──────── Data shown

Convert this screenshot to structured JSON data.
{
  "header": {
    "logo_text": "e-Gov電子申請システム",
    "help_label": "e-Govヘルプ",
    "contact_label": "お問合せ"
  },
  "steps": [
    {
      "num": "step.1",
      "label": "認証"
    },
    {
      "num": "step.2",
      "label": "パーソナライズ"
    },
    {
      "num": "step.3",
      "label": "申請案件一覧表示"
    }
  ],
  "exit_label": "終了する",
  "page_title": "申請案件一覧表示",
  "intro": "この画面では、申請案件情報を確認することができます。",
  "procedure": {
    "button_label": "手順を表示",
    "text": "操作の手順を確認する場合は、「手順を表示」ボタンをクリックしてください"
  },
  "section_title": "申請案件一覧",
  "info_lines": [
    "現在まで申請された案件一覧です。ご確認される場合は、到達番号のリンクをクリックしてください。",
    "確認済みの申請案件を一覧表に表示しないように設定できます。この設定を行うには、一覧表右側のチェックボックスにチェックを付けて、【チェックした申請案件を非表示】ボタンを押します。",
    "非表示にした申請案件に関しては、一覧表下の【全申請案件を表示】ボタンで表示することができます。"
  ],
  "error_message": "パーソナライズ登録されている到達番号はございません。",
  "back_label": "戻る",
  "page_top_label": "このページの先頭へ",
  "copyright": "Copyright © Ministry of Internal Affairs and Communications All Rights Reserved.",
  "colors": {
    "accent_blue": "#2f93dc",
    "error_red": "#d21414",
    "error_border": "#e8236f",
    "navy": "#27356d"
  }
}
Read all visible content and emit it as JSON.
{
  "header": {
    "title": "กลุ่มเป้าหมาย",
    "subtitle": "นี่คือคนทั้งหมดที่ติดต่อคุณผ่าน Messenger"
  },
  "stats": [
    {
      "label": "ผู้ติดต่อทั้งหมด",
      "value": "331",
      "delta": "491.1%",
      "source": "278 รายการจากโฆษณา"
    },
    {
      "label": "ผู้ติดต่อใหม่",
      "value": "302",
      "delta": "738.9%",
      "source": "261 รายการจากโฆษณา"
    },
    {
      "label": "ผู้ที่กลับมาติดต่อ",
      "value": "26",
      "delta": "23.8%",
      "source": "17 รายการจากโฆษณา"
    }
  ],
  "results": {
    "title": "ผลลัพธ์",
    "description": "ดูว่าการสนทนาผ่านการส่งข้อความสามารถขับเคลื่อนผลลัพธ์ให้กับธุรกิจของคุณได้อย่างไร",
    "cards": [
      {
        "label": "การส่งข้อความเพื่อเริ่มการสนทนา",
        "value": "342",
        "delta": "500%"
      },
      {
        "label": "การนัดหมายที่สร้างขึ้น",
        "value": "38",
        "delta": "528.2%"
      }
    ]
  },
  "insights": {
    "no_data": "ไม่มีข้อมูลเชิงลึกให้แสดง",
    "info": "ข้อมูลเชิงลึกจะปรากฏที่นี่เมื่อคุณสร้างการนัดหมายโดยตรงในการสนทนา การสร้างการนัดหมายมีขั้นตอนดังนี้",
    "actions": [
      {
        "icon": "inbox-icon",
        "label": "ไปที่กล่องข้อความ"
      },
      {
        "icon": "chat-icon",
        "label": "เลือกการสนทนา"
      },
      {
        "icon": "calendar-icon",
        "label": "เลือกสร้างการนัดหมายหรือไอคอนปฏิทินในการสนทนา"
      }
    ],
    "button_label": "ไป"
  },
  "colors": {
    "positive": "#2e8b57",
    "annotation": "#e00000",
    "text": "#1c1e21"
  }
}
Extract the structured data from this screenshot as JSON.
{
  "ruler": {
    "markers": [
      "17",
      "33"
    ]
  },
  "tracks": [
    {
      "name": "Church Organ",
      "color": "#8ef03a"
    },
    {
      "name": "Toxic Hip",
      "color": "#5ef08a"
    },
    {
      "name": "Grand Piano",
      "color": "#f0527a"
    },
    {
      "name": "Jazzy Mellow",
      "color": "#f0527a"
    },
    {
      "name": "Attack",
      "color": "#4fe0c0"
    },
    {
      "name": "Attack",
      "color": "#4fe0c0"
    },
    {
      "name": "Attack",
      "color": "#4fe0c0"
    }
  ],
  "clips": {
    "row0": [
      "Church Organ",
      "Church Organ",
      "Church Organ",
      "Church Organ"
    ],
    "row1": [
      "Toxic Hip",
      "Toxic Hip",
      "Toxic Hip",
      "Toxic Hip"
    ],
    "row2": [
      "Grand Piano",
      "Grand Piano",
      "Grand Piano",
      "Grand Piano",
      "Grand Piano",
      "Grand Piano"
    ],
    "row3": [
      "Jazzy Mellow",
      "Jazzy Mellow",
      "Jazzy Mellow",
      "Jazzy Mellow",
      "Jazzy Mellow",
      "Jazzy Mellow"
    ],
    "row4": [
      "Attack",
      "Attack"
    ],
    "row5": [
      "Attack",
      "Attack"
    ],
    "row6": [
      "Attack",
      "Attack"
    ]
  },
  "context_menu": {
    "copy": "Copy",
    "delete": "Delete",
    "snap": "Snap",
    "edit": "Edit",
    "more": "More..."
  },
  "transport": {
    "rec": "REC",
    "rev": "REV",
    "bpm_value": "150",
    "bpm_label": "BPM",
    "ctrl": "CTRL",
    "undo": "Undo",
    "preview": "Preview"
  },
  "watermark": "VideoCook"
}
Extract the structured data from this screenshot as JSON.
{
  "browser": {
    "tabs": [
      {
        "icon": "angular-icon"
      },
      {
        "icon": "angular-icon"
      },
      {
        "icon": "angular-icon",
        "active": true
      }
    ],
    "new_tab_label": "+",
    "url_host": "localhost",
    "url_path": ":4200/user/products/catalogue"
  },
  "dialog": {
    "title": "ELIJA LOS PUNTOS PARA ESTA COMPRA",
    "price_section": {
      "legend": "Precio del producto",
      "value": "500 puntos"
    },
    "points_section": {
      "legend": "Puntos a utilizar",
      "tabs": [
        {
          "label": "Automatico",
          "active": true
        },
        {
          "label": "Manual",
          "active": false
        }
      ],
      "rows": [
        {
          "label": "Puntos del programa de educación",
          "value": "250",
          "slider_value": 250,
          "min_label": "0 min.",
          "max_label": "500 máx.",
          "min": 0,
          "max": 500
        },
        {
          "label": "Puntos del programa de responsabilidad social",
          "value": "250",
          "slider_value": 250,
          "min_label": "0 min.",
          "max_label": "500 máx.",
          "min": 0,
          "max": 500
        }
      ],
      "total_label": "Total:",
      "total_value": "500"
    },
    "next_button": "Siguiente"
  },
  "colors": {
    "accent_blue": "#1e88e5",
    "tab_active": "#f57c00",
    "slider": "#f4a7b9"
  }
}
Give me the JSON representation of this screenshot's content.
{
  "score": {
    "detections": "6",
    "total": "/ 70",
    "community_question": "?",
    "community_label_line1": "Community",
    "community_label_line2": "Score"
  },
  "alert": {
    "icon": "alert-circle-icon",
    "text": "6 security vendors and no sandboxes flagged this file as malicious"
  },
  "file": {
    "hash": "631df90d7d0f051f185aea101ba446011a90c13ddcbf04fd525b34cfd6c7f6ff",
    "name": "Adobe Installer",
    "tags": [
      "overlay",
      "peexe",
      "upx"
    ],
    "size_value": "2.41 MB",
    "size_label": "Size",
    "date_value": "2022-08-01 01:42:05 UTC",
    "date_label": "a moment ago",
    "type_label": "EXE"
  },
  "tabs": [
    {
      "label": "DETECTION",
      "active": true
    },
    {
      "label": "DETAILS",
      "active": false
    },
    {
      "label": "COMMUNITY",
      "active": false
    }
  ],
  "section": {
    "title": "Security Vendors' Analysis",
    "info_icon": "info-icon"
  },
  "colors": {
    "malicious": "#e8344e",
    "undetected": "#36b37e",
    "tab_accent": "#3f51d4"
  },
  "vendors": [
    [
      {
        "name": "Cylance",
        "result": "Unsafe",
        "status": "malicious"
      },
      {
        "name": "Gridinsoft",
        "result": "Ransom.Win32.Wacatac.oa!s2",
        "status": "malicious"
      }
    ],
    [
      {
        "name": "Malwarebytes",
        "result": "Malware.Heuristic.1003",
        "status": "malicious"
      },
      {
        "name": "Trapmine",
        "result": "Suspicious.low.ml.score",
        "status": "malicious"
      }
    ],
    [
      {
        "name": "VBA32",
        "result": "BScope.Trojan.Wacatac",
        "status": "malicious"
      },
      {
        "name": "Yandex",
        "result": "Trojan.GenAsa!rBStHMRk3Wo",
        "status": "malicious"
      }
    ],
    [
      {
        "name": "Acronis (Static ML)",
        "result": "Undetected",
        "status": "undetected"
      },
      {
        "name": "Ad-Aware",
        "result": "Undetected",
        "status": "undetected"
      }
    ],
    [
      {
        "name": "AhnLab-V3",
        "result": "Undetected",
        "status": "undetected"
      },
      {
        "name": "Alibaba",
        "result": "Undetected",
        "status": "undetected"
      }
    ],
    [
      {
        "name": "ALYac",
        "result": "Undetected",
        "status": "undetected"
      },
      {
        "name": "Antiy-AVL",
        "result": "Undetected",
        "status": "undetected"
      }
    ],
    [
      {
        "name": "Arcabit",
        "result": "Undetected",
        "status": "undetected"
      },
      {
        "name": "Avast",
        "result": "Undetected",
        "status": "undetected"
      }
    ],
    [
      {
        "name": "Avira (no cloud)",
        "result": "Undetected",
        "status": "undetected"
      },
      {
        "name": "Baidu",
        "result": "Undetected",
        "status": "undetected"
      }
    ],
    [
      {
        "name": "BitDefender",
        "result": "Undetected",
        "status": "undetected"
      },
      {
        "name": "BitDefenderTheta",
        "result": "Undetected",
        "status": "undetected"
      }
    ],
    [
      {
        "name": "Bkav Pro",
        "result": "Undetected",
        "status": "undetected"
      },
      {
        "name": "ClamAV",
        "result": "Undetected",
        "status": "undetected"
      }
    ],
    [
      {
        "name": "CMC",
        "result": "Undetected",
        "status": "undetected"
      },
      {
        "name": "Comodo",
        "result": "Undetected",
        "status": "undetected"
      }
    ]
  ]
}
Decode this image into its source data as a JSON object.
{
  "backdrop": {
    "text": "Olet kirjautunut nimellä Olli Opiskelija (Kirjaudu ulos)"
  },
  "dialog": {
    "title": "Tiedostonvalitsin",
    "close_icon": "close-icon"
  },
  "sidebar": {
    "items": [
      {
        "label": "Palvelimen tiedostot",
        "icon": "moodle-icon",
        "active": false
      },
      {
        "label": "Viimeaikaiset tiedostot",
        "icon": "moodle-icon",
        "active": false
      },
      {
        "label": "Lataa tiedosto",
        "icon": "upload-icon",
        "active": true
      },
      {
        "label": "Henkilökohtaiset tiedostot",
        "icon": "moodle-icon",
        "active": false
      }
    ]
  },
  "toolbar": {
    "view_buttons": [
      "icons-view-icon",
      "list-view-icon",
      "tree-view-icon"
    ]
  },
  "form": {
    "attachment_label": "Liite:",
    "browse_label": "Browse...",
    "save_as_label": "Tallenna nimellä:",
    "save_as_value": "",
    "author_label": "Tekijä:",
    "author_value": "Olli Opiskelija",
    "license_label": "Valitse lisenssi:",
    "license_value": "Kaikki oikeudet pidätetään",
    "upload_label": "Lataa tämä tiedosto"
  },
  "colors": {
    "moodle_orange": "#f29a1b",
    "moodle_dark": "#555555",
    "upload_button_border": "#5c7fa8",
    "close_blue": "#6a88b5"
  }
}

────────────────

# Goal
Show the lines where the word "nimellä" appears in the entries.

# Result of this task
    "text": "Olet kirjautunut nimellä Olli Opiskelija (Kirjaudu ulos)"
    "save_as_label": "Tallenna nimellä:",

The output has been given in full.